● WHAT YOU NEED TO DO:
Copy out the records word for word, starting at the line that contains "Annotate this image: element" and ending at the line that contains "daylight-line-1: Daylight: 11", both included.

● MATERIAL SUPPLIED:
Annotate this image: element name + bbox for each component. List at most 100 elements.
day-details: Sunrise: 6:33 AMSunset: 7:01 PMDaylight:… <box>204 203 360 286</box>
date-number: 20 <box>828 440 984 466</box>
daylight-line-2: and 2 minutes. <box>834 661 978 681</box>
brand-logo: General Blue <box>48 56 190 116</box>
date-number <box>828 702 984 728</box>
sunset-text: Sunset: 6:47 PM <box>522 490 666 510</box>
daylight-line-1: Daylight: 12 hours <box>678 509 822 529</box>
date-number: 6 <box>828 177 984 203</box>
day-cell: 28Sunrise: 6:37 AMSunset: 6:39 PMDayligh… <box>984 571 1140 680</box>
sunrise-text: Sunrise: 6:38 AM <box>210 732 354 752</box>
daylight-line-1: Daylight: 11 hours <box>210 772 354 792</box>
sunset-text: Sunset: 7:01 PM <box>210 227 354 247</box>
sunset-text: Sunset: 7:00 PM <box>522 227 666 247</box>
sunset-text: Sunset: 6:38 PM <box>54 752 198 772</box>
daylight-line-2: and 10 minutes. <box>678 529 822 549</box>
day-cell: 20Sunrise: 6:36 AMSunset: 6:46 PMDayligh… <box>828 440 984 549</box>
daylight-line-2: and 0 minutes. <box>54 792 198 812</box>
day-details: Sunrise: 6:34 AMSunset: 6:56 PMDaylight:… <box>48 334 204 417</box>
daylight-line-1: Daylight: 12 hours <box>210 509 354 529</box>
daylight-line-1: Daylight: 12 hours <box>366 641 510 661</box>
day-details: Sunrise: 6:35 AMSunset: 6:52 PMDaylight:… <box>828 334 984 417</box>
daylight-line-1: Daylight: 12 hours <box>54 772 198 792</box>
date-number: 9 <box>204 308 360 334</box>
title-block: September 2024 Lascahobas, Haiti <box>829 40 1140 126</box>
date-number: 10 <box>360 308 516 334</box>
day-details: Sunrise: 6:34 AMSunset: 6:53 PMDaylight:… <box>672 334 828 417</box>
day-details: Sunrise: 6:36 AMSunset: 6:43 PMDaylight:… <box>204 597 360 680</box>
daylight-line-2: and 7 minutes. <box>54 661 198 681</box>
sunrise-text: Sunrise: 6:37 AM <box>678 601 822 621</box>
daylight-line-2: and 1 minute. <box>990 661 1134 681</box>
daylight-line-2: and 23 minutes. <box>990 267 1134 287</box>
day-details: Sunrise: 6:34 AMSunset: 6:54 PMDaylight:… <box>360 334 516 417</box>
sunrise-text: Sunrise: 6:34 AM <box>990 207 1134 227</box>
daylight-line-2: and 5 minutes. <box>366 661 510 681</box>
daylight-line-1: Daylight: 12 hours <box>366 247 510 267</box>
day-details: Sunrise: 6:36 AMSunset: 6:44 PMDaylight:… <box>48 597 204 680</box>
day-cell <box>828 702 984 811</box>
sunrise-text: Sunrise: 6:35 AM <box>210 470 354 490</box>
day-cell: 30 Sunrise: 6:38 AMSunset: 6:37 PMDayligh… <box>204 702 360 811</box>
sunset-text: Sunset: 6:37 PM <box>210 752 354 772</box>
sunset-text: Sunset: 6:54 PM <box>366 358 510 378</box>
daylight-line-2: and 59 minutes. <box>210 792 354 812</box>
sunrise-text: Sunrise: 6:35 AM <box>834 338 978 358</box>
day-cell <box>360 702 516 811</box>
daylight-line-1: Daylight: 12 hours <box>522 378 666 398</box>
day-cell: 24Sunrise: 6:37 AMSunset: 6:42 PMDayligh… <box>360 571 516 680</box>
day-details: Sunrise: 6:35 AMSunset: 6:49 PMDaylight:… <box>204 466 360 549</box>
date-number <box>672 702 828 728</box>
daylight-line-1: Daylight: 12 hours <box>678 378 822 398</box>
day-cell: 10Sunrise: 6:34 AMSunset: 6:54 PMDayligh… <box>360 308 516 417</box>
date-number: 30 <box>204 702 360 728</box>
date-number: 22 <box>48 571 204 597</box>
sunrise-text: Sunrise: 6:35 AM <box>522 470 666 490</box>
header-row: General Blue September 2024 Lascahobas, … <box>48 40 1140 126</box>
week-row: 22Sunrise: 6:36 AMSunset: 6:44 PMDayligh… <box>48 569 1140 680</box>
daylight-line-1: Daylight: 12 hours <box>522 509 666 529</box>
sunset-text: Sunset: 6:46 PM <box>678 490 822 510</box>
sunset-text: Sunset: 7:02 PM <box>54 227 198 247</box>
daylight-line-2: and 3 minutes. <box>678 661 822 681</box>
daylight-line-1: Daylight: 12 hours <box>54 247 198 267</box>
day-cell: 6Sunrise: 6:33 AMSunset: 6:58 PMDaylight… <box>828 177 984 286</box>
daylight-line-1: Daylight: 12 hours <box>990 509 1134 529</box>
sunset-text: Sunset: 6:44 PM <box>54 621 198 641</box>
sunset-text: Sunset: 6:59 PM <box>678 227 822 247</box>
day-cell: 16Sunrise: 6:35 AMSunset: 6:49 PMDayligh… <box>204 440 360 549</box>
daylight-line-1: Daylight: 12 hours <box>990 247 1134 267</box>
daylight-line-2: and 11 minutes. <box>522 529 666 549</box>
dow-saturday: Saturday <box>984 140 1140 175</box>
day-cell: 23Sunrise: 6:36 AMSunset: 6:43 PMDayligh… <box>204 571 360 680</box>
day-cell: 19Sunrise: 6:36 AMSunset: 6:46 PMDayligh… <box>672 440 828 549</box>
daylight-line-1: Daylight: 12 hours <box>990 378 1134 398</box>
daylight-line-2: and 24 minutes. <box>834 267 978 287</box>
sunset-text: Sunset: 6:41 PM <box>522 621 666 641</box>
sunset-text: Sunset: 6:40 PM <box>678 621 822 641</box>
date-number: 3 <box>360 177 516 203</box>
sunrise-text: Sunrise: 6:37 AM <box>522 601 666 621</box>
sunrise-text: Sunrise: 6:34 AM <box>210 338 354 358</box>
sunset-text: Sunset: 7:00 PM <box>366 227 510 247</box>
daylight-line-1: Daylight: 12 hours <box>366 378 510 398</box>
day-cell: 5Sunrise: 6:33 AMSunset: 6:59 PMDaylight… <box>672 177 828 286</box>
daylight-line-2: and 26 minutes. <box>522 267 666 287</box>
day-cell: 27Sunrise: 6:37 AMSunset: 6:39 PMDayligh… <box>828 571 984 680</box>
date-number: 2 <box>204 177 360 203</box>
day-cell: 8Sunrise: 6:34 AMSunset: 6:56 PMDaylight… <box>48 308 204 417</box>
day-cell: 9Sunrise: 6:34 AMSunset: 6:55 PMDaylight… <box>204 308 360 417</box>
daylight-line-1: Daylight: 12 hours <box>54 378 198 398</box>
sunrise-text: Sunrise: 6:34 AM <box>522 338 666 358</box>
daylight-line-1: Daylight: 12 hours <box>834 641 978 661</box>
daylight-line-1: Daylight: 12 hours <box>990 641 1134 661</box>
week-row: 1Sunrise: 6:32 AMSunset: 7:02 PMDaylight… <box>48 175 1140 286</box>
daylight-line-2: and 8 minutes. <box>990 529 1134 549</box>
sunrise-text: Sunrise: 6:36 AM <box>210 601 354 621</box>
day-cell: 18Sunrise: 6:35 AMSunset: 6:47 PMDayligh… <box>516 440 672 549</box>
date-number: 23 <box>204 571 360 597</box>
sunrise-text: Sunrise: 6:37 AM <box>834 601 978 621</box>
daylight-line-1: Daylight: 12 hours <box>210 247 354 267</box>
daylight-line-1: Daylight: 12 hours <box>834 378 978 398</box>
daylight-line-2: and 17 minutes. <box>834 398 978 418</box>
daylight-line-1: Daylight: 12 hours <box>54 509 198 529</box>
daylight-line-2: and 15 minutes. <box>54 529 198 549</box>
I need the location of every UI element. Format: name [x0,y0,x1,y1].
==
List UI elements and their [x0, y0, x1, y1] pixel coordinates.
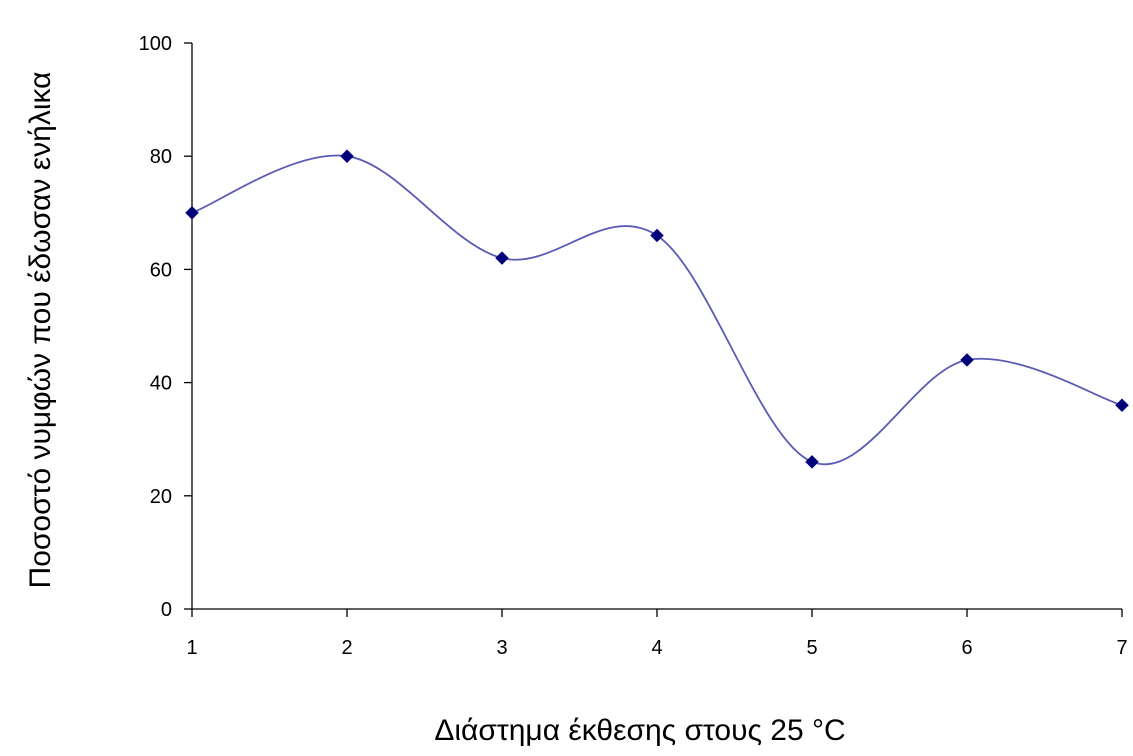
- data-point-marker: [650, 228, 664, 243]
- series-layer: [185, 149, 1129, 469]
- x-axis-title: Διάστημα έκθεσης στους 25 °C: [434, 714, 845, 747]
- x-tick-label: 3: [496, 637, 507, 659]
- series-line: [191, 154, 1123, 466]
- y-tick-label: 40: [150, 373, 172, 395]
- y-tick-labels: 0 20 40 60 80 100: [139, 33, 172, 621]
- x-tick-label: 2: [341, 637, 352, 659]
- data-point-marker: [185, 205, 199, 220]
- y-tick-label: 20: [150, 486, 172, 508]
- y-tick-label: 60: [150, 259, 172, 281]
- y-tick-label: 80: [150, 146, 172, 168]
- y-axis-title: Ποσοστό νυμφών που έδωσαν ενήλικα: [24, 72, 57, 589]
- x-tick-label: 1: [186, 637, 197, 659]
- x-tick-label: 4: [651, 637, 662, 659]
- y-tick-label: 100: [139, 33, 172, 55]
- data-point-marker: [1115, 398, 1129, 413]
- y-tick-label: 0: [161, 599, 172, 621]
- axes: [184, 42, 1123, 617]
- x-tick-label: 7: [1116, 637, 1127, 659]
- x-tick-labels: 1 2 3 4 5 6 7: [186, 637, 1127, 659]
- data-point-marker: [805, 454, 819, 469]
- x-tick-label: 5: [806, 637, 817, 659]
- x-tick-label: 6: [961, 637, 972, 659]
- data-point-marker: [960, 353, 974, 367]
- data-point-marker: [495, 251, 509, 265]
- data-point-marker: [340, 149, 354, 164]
--
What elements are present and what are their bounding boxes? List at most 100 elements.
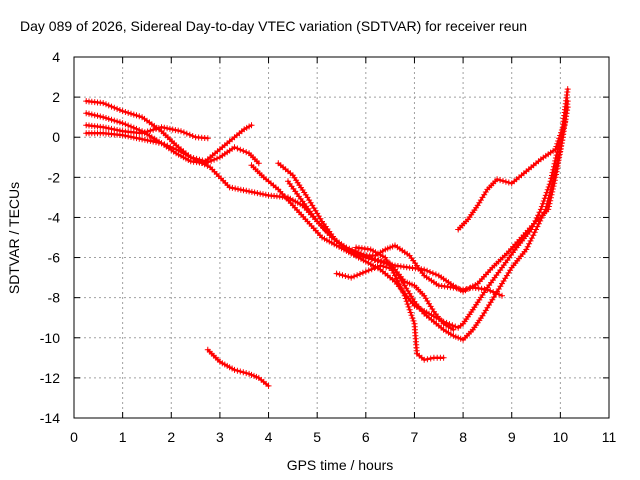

● THE SOLUTION:
Annotate this image: element name + bbox for each component. List at most 100 elements.
day-details: Sunrise: 6:33 AMSunset: 7:01 PMDaylight:… <box>204 203 360 286</box>
date-number: 20 <box>828 440 984 466</box>
daylight-line-2: and 2 minutes. <box>834 661 978 681</box>
brand-logo: General Blue <box>48 56 190 116</box>
date-number <box>828 702 984 728</box>
sunset-text: Sunset: 6:47 PM <box>522 490 666 510</box>
daylight-line-1: Daylight: 12 hours <box>678 509 822 529</box>
date-number: 6 <box>828 177 984 203</box>
day-cell: 28Sunrise: 6:37 AMSunset: 6:39 PMDayligh… <box>984 571 1140 680</box>
sunrise-text: Sunrise: 6:38 AM <box>210 732 354 752</box>
daylight-line-1: Daylight: 11 hours <box>210 772 354 792</box>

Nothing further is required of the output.